Give every line again exactly as it appears, please, but not the pictures.

▶ Data entries

================

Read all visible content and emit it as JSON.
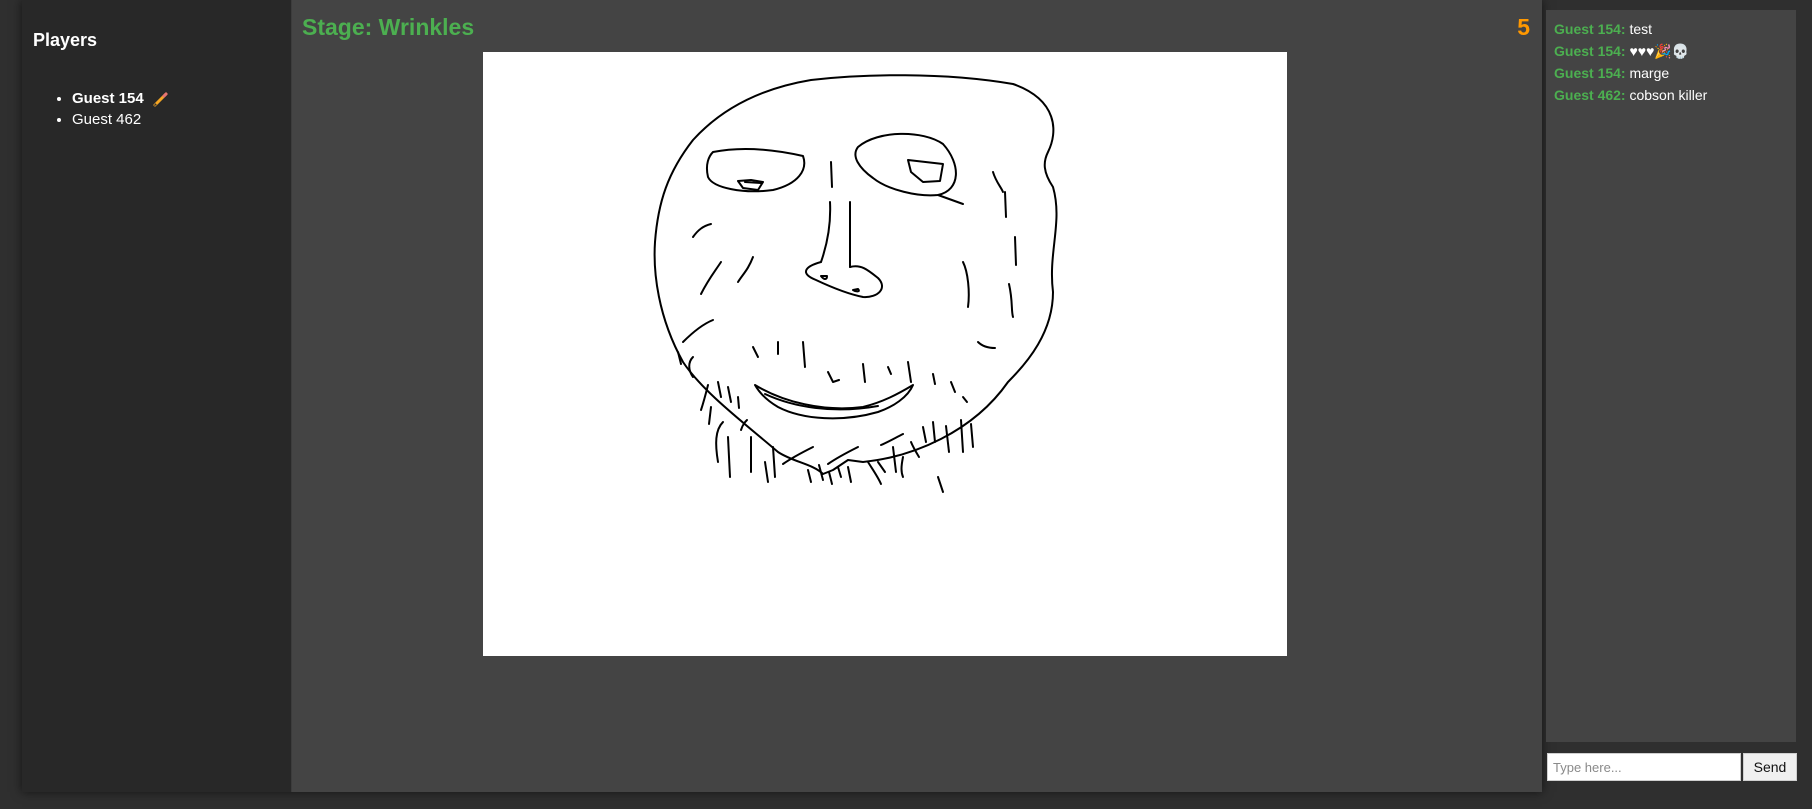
{
  "sidebar": {
    "title": "Players",
    "players": [
      {
        "name": "Guest 154",
        "drawing": true,
        "icon": "pencil-icon"
      },
      {
        "name": "Guest 462",
        "drawing": false
      }
    ]
  },
  "game": {
    "stage_label": "Stage: Wrinkles",
    "timer": "5"
  },
  "chat": {
    "messages": [
      {
        "user": "Guest 154:",
        "text": "test"
      },
      {
        "user": "Guest 154:",
        "text": "♥♥♥🎉💀"
      },
      {
        "user": "Guest 154:",
        "text": "marge"
      },
      {
        "user": "Guest 462:",
        "text": "cobson killer"
      }
    ],
    "input_placeholder": "Type here...",
    "send_label": "Send"
  },
  "colors": {
    "accent_green": "#4caf50",
    "timer_orange": "#ff9800",
    "sidebar_bg": "#282828",
    "main_bg": "#444444"
  }
}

================

▶ THE ANSWER
Read all visible content and emit it as JSON.
{
  "sidebar": {
    "title": "Players",
    "players": [
      {
        "name": "Guest 154",
        "drawing": true,
        "icon": "pencil-icon"
      },
      {
        "name": "Guest 462",
        "drawing": false
      }
    ]
  },
  "game": {
    "stage_label": "Stage: Wrinkles",
    "timer": "5"
  },
  "chat": {
    "messages": [
      {
        "user": "Guest 154:",
        "text": "test"
      },
      {
        "user": "Guest 154:",
        "text": "♥♥♥🎉💀"
      },
      {
        "user": "Guest 154:",
        "text": "marge"
      },
      {
        "user": "Guest 462:",
        "text": "cobson killer"
      }
    ],
    "input_placeholder": "Type here...",
    "send_label": "Send"
  },
  "colors": {
    "accent_green": "#4caf50",
    "timer_orange": "#ff9800",
    "sidebar_bg": "#282828",
    "main_bg": "#444444"
  }
}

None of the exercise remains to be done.